### Exercise goal
Copy, from the entries below, each line where the word "none" can be found.

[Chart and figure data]

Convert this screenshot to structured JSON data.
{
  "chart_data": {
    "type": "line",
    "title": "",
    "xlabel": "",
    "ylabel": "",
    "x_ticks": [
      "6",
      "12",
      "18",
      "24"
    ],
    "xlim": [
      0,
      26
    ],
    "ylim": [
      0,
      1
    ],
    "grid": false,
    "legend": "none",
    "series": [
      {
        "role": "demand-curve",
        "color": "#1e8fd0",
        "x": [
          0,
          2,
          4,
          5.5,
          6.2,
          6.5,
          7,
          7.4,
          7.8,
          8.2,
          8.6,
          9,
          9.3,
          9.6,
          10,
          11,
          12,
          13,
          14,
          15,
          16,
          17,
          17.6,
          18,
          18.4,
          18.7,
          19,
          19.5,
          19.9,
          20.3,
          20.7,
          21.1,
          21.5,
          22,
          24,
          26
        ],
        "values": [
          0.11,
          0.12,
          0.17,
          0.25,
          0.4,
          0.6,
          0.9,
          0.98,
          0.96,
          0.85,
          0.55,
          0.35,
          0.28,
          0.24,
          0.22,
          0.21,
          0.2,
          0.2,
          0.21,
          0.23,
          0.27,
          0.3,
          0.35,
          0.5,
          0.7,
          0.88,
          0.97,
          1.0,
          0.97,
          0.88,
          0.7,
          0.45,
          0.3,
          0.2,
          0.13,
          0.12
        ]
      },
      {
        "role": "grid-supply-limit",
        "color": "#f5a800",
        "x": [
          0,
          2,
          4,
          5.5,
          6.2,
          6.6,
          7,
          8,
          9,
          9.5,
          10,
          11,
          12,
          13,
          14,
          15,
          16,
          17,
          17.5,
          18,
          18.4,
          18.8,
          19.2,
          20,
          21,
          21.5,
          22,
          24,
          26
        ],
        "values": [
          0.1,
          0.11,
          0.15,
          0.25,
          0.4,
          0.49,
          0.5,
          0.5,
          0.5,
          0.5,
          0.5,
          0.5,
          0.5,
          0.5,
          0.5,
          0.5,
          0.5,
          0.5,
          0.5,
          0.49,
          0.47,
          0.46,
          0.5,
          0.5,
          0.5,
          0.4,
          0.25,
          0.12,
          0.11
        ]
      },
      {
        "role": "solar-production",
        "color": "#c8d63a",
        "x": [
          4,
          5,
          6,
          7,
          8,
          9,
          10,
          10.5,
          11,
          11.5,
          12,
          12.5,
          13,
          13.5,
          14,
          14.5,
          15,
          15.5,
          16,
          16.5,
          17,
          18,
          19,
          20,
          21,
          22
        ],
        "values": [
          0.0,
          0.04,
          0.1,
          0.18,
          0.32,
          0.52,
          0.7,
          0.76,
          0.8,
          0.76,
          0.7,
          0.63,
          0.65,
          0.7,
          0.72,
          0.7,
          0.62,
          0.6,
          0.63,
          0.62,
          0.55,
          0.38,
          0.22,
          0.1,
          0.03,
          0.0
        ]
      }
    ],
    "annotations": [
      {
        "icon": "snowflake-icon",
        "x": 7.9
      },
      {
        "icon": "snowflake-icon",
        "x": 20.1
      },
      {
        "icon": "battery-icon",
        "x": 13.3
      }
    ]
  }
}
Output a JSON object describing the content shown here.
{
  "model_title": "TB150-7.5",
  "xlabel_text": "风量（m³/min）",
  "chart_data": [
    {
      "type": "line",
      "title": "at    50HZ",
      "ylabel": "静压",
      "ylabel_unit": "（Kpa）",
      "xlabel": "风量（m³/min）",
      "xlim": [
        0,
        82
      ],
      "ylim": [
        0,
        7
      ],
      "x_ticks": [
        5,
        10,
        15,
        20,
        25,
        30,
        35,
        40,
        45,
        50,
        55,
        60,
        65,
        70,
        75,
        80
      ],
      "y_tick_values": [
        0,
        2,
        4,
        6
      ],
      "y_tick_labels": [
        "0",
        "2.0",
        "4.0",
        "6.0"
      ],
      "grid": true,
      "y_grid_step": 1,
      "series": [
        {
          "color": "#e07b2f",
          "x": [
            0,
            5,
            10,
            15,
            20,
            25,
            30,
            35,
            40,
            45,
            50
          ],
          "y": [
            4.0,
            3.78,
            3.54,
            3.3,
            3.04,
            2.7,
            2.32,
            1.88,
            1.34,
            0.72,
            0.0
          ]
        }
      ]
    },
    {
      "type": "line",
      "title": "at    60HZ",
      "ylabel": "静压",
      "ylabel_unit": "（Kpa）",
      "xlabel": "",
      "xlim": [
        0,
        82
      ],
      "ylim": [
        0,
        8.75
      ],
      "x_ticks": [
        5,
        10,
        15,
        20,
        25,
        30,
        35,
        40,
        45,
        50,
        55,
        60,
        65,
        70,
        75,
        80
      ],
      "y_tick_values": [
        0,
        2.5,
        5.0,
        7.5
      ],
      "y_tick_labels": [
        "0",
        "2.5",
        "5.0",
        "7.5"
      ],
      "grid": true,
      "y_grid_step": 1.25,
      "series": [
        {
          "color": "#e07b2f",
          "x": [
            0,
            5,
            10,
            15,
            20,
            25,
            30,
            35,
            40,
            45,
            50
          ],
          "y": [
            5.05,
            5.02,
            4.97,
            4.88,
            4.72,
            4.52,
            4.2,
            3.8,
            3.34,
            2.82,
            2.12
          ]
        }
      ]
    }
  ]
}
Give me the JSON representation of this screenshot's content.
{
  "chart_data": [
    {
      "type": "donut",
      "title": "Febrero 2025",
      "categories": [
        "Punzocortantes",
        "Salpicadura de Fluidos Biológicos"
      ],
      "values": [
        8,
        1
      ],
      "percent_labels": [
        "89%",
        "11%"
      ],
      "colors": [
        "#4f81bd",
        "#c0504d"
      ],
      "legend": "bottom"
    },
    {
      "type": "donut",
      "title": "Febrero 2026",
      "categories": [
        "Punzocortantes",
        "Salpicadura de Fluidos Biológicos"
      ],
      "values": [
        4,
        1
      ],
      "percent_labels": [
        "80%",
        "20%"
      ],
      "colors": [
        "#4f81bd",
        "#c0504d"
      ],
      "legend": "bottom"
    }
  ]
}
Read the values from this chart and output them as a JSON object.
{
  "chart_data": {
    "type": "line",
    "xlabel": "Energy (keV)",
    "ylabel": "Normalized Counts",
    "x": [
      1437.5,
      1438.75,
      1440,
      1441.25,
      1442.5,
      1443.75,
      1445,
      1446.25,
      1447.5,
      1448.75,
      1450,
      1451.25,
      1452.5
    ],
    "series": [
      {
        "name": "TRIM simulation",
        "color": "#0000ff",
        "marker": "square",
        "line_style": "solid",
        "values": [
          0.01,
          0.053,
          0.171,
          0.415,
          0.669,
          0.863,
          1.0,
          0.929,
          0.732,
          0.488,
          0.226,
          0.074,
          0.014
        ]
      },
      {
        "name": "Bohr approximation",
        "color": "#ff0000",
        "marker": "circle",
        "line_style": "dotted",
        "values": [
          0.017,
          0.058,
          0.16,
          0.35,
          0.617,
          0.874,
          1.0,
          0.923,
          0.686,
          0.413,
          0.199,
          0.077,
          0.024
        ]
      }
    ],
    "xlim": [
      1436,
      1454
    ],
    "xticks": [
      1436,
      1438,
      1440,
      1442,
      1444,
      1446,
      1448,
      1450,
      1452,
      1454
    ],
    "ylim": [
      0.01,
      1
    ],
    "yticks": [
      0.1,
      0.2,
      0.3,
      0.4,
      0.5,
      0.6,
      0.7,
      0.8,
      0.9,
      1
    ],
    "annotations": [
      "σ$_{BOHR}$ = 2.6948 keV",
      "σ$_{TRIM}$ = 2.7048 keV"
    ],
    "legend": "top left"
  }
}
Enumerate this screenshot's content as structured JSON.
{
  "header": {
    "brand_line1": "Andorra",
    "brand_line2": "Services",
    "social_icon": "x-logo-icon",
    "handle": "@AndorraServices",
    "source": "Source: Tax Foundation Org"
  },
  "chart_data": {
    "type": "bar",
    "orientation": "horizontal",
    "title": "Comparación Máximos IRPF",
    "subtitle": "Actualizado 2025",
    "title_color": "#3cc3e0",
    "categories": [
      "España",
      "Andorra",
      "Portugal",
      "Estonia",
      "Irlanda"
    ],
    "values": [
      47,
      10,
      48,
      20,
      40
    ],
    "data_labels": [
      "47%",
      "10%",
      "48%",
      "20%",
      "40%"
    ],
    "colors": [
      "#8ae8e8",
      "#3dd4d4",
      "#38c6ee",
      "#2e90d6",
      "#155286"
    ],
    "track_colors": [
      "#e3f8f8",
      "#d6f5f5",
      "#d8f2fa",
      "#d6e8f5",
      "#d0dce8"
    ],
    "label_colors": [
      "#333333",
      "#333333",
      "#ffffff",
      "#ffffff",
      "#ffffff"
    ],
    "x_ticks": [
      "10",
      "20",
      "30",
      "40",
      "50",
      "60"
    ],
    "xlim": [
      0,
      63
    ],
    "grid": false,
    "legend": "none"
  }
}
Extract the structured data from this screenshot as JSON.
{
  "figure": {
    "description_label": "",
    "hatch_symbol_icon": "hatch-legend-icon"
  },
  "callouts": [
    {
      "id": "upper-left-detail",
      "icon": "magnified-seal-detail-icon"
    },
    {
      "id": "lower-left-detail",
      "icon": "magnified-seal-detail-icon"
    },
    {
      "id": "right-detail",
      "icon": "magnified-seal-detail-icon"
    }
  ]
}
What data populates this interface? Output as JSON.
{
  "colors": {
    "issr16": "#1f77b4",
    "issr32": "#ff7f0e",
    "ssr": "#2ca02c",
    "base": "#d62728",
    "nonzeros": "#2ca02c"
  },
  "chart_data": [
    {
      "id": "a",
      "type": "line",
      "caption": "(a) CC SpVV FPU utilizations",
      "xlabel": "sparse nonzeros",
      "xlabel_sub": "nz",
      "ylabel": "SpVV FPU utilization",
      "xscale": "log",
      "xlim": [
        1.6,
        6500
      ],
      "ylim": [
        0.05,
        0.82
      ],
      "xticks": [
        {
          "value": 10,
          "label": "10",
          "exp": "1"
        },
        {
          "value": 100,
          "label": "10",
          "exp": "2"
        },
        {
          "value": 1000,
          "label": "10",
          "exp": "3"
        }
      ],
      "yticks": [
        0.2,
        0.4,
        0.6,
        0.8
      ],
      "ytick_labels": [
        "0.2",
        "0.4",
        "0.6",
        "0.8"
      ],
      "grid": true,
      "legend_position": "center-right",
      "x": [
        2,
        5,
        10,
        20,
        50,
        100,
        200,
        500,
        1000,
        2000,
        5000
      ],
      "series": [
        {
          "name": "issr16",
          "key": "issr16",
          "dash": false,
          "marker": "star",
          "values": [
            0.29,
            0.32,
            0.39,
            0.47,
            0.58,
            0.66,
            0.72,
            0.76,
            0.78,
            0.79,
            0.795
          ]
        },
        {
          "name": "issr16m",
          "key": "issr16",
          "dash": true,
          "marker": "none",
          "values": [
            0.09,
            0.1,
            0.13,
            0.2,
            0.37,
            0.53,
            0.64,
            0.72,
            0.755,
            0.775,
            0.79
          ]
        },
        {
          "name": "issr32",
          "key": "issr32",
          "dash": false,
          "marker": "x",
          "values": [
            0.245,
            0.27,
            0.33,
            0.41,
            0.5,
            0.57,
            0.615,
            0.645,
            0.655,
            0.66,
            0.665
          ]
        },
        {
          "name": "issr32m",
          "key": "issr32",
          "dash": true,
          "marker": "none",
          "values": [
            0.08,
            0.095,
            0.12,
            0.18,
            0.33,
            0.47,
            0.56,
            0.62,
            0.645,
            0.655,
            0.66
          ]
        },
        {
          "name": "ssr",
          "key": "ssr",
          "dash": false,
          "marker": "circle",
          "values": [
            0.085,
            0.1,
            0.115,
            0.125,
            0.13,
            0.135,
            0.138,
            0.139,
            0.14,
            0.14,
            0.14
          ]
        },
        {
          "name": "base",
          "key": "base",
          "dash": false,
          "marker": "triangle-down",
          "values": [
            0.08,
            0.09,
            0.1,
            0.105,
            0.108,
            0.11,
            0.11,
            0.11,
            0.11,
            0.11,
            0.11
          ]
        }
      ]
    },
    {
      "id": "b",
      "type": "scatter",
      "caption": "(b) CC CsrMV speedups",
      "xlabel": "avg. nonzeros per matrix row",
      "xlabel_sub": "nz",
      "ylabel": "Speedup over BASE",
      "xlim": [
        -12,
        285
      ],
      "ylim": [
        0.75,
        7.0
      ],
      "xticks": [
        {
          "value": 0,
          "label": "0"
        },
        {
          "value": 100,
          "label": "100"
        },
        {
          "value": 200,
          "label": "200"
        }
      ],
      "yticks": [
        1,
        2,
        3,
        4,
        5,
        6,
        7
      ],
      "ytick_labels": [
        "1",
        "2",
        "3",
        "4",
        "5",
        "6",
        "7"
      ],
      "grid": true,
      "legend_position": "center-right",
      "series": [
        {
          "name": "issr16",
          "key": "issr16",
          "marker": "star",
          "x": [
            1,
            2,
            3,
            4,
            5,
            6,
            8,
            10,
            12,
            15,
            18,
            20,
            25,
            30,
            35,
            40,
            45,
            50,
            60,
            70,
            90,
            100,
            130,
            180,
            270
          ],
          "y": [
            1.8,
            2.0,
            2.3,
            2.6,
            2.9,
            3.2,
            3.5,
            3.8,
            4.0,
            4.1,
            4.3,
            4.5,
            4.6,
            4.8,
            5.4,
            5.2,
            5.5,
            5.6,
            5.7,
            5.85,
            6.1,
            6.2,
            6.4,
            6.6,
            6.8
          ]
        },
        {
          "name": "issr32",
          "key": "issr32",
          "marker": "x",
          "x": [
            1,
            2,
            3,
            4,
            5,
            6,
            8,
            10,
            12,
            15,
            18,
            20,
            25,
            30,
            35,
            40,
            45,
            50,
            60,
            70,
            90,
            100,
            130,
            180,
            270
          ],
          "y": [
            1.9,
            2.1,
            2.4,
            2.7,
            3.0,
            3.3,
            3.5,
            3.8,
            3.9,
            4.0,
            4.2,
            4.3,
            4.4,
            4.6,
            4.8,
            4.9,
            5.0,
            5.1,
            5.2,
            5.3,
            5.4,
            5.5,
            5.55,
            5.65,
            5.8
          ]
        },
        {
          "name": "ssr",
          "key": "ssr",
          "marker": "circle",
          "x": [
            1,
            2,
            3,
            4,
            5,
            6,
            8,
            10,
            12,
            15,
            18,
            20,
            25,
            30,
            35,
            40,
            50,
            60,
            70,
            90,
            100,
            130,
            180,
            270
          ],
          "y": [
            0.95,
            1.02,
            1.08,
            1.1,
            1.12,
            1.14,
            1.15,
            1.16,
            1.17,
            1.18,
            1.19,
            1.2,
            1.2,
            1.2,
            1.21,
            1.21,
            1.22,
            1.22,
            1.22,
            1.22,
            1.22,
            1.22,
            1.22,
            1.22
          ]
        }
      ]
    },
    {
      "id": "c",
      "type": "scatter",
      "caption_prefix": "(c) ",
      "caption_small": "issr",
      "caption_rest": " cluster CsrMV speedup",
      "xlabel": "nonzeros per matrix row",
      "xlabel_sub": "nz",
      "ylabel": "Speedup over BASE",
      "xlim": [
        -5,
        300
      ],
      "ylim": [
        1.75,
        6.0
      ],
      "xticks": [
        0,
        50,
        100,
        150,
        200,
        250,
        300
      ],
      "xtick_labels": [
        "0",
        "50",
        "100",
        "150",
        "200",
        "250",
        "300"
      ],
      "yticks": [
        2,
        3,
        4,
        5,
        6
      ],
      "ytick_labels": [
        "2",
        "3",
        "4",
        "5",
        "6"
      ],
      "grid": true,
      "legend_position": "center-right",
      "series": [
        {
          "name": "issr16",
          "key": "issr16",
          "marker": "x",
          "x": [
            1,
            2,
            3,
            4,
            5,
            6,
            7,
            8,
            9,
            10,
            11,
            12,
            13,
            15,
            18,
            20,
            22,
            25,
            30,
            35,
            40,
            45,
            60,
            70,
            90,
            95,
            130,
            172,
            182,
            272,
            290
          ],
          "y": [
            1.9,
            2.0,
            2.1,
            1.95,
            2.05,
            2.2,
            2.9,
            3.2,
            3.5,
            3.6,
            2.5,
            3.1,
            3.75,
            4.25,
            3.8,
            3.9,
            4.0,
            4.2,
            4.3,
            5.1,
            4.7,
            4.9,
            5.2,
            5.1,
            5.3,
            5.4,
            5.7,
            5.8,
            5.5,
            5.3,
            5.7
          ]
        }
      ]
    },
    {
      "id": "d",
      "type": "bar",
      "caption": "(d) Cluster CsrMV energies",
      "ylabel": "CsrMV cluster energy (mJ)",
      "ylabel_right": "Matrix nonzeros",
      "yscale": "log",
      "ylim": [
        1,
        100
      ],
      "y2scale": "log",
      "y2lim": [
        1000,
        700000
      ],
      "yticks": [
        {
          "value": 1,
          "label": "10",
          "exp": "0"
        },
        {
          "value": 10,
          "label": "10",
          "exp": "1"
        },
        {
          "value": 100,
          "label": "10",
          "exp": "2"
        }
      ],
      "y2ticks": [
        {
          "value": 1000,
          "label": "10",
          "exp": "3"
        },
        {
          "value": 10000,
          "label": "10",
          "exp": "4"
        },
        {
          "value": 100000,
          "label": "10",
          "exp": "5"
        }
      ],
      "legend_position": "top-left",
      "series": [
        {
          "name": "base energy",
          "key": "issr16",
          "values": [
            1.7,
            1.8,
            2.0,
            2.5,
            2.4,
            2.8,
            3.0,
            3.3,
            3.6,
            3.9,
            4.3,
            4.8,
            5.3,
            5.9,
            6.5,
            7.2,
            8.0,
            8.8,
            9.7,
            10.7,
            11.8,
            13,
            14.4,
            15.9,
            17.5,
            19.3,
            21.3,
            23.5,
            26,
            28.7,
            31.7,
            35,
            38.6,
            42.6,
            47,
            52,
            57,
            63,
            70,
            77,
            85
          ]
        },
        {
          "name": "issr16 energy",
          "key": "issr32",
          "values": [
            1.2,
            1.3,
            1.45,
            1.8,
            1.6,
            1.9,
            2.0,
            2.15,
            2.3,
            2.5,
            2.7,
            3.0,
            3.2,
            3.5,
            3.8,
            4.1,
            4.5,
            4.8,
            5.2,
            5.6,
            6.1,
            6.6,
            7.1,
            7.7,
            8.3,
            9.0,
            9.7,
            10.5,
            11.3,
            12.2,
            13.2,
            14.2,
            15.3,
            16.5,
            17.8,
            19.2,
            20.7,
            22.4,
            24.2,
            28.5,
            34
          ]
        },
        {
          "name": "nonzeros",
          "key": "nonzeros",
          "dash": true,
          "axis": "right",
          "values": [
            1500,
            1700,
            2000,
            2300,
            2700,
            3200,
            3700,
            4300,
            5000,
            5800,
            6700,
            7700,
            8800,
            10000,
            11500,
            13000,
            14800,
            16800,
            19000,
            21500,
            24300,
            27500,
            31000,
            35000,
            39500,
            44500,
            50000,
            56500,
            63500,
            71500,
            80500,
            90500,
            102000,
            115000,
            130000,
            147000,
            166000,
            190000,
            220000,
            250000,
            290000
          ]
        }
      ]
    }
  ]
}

### Answer for the task
    "legend": "none",
    "legend": "none"
          "marker": "none",
          "marker": "none",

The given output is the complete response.